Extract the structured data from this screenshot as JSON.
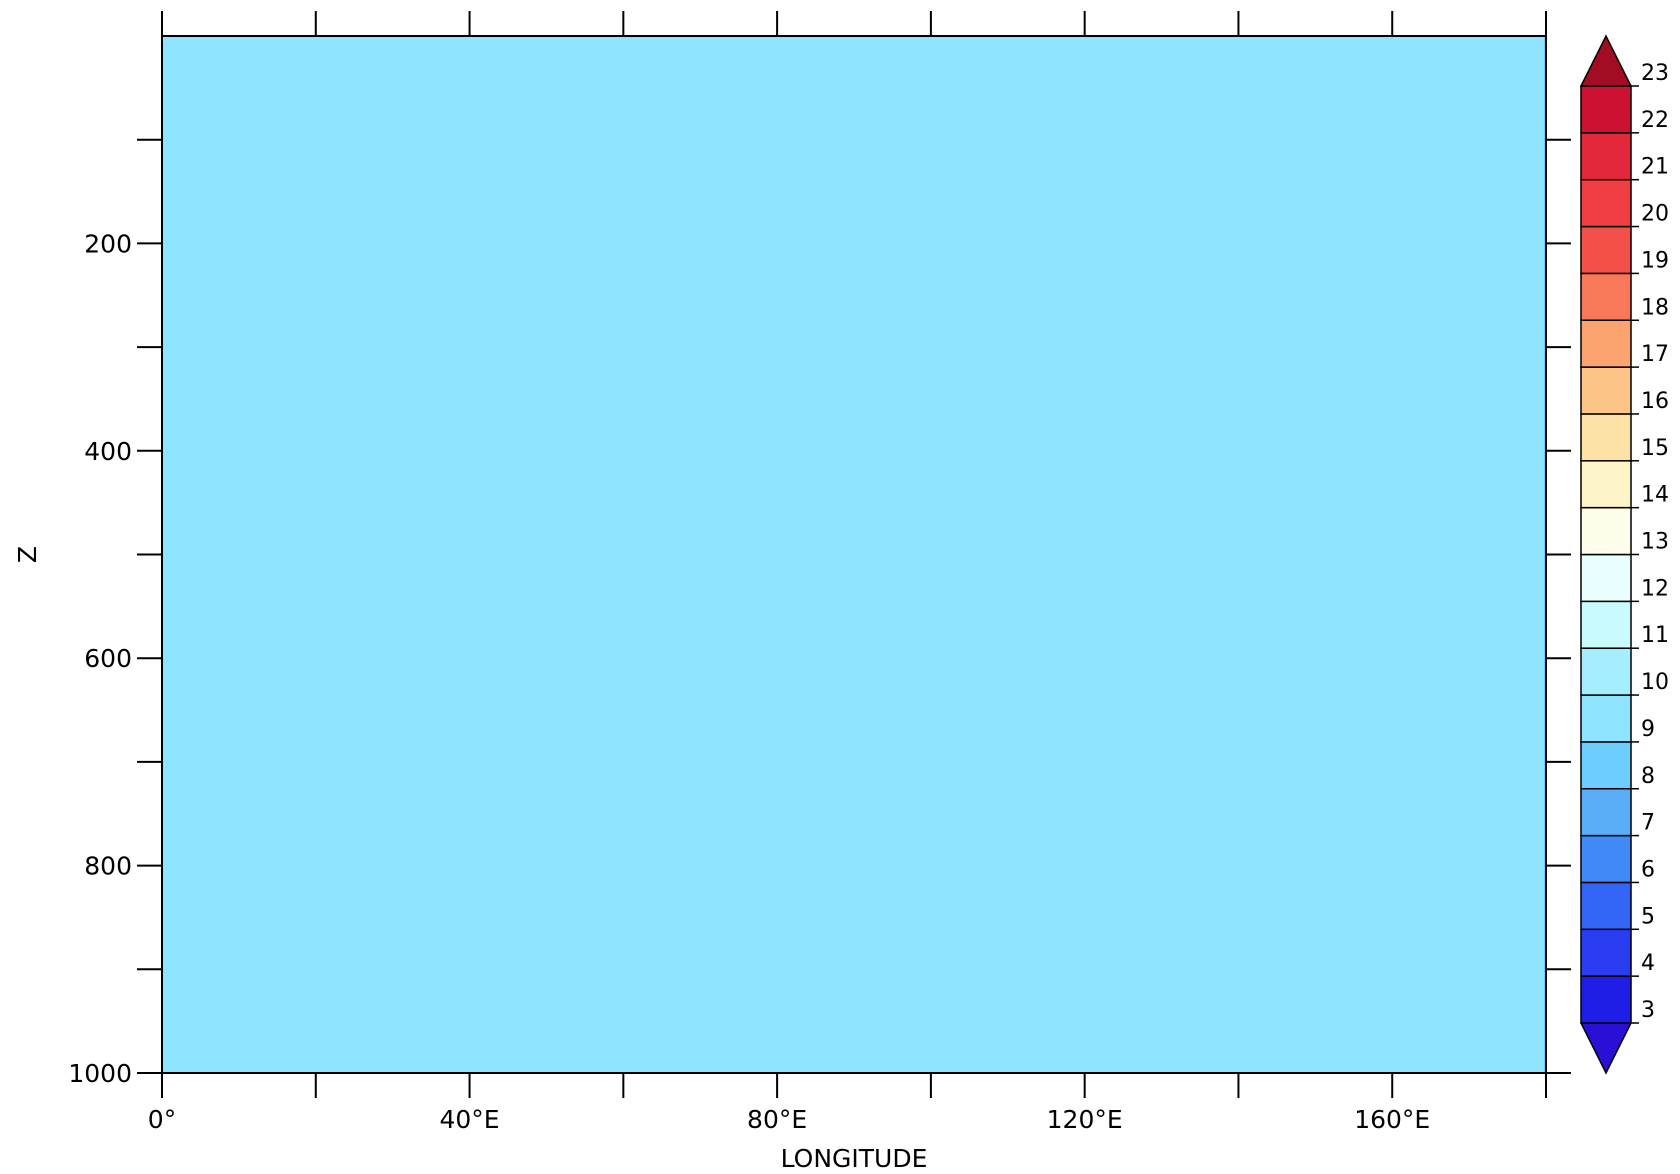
{
  "chart_data": {
    "type": "heatmap",
    "title": "",
    "xlabel": "LONGITUDE",
    "ylabel": "Z",
    "xlim": [
      0,
      180
    ],
    "ylim": [
      0,
      1000
    ],
    "y_inverted": true,
    "x_ticks": [
      0,
      20,
      40,
      60,
      80,
      100,
      120,
      140,
      160,
      180
    ],
    "x_tick_labels": [
      {
        "value": 0,
        "label": "0°"
      },
      {
        "value": 40,
        "label": "40°E"
      },
      {
        "value": 80,
        "label": "80°E"
      },
      {
        "value": 120,
        "label": "120°E"
      },
      {
        "value": 160,
        "label": "160°E"
      }
    ],
    "y_ticks": [
      100,
      200,
      300,
      400,
      500,
      600,
      700,
      800,
      900,
      1000
    ],
    "y_tick_labels": [
      {
        "value": 200,
        "label": "200"
      },
      {
        "value": 400,
        "label": "400"
      },
      {
        "value": 600,
        "label": "600"
      },
      {
        "value": 800,
        "label": "800"
      },
      {
        "value": 1000,
        "label": "1000"
      }
    ],
    "fill_regions": [
      {
        "x": [
          0,
          179.7
        ],
        "y": [
          0,
          1000
        ],
        "color": "#8ee3ff",
        "value_range": [
          9,
          10
        ]
      },
      {
        "x": [
          179.7,
          180
        ],
        "y": [
          0,
          1000
        ],
        "color": "#6dcdff",
        "value_range": [
          8,
          9
        ]
      }
    ],
    "colorbar": {
      "levels": [
        3,
        4,
        5,
        6,
        7,
        8,
        9,
        10,
        11,
        12,
        13,
        14,
        15,
        16,
        17,
        18,
        19,
        20,
        21,
        22,
        23
      ],
      "extend": "both",
      "colors": [
        "#2a0fd6",
        "#1e1ee8",
        "#2b3df0",
        "#3366f7",
        "#4089f7",
        "#5aadf7",
        "#6dcdff",
        "#8ee3ff",
        "#a5eeff",
        "#c8fafe",
        "#e9fefe",
        "#fefdec",
        "#fdf4c8",
        "#fde2a6",
        "#fcc486",
        "#fba46f",
        "#f8785a",
        "#f4504a",
        "#f03e42",
        "#e4283c",
        "#cc1133",
        "#a30d23"
      ]
    }
  }
}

**WHAT TO DO**
Each record above should be copied character for character, with pictures dropped.

**FINAL RESULT**
Extract the structured data from this screenshot as JSON.
{
  "chart_data": {
    "type": "heatmap",
    "title": "",
    "xlabel": "LONGITUDE",
    "ylabel": "Z",
    "xlim": [
      0,
      180
    ],
    "ylim": [
      0,
      1000
    ],
    "y_inverted": true,
    "x_ticks": [
      0,
      20,
      40,
      60,
      80,
      100,
      120,
      140,
      160,
      180
    ],
    "x_tick_labels": [
      {
        "value": 0,
        "label": "0°"
      },
      {
        "value": 40,
        "label": "40°E"
      },
      {
        "value": 80,
        "label": "80°E"
      },
      {
        "value": 120,
        "label": "120°E"
      },
      {
        "value": 160,
        "label": "160°E"
      }
    ],
    "y_ticks": [
      100,
      200,
      300,
      400,
      500,
      600,
      700,
      800,
      900,
      1000
    ],
    "y_tick_labels": [
      {
        "value": 200,
        "label": "200"
      },
      {
        "value": 400,
        "label": "400"
      },
      {
        "value": 600,
        "label": "600"
      },
      {
        "value": 800,
        "label": "800"
      },
      {
        "value": 1000,
        "label": "1000"
      }
    ],
    "fill_regions": [
      {
        "x": [
          0,
          179.7
        ],
        "y": [
          0,
          1000
        ],
        "color": "#8ee3ff",
        "value_range": [
          9,
          10
        ]
      },
      {
        "x": [
          179.7,
          180
        ],
        "y": [
          0,
          1000
        ],
        "color": "#6dcdff",
        "value_range": [
          8,
          9
        ]
      }
    ],
    "colorbar": {
      "levels": [
        3,
        4,
        5,
        6,
        7,
        8,
        9,
        10,
        11,
        12,
        13,
        14,
        15,
        16,
        17,
        18,
        19,
        20,
        21,
        22,
        23
      ],
      "extend": "both",
      "colors": [
        "#2a0fd6",
        "#1e1ee8",
        "#2b3df0",
        "#3366f7",
        "#4089f7",
        "#5aadf7",
        "#6dcdff",
        "#8ee3ff",
        "#a5eeff",
        "#c8fafe",
        "#e9fefe",
        "#fefdec",
        "#fdf4c8",
        "#fde2a6",
        "#fcc486",
        "#fba46f",
        "#f8785a",
        "#f4504a",
        "#f03e42",
        "#e4283c",
        "#cc1133",
        "#a30d23"
      ]
    }
  }
}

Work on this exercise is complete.